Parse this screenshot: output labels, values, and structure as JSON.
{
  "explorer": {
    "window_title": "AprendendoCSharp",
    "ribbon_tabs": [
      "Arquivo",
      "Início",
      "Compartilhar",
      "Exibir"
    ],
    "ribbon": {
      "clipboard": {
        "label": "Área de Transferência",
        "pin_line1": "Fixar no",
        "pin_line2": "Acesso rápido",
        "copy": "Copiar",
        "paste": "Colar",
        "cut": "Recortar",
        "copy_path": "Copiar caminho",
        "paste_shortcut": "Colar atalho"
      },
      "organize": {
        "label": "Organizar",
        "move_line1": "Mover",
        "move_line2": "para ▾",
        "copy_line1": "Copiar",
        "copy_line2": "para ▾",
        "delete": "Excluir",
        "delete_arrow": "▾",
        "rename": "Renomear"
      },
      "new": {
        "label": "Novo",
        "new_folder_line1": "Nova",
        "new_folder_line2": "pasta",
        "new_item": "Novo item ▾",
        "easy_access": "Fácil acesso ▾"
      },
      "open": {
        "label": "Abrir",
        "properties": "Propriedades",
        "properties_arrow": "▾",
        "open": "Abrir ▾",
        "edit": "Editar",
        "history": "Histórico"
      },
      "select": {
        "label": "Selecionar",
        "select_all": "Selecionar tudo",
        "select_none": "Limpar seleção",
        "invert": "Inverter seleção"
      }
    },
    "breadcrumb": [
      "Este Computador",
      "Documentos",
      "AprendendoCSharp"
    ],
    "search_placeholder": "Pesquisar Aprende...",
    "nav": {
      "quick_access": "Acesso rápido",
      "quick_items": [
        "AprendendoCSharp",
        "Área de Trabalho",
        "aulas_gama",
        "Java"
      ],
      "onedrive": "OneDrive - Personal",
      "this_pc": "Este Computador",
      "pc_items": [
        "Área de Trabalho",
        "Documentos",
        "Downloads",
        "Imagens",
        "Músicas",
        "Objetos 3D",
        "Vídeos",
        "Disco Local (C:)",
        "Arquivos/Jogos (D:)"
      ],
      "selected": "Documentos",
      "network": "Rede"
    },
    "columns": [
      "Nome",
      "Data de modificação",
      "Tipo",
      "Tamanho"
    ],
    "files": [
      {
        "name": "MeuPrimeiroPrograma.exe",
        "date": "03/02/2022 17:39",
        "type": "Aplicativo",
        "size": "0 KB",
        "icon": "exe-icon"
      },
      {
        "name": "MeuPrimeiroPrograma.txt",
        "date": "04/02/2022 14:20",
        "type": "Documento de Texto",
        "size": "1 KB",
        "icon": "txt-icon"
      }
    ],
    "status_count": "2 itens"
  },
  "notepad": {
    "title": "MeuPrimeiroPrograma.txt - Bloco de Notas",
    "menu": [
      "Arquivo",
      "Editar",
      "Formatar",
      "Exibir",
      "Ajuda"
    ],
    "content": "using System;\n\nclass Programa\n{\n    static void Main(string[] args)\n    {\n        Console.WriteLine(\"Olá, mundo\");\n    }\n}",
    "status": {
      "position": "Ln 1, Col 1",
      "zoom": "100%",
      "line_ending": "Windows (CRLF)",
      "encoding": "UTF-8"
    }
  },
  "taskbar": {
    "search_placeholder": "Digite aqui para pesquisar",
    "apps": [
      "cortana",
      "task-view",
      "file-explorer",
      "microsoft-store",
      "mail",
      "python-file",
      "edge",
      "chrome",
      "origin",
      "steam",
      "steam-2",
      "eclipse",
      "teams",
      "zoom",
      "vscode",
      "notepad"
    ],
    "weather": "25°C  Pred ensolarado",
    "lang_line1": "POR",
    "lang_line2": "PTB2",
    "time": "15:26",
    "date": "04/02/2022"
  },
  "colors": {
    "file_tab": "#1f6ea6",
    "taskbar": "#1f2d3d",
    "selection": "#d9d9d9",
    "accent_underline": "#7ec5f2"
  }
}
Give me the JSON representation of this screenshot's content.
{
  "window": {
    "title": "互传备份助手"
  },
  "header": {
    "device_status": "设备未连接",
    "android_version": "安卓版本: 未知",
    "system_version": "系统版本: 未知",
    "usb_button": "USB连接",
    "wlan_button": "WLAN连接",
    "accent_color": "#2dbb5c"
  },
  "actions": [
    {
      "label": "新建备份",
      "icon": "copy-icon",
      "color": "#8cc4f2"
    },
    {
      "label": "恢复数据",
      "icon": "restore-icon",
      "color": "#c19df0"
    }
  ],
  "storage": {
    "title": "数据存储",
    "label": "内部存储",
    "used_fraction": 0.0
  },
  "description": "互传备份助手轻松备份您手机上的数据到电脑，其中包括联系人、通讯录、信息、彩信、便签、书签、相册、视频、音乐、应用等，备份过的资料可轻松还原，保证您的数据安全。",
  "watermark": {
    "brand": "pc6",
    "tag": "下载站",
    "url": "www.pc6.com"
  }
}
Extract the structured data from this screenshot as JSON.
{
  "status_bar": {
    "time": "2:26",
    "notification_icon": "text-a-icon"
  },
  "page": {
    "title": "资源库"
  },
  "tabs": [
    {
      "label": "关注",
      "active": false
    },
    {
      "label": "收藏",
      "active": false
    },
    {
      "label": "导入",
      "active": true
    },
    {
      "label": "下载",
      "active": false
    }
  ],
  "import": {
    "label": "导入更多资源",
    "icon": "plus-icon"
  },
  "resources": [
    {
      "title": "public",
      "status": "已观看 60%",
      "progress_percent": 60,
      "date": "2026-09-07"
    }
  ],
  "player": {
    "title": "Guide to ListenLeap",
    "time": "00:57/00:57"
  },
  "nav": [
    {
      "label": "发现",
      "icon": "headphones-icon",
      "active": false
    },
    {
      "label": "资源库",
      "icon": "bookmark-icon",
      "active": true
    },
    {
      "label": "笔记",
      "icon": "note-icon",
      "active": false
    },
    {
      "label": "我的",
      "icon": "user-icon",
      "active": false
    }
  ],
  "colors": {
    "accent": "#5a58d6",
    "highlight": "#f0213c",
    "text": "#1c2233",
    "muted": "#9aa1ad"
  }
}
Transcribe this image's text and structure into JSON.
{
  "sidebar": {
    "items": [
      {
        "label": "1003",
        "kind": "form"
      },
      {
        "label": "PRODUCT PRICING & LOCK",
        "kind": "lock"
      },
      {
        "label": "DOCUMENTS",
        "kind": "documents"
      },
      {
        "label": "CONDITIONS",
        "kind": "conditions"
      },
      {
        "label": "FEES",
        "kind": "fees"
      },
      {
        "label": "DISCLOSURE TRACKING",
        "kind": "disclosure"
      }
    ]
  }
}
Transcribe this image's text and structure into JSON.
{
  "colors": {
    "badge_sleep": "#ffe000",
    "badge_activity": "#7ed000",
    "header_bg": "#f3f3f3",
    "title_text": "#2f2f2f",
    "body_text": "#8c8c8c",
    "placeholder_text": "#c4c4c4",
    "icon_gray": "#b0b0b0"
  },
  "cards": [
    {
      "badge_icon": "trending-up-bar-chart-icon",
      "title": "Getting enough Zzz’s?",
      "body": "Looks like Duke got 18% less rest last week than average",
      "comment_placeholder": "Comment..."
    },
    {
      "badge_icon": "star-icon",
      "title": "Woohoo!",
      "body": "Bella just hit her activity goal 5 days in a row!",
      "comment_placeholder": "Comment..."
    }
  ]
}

■ ■ ■

WHAT TO WORK ON:
Read the data above and pull out each line that holds the string "Colar".

OUTPUT FOR THIS EXERCISE:
        "paste": "Colar",
        "paste_shortcut": "Colar atalho"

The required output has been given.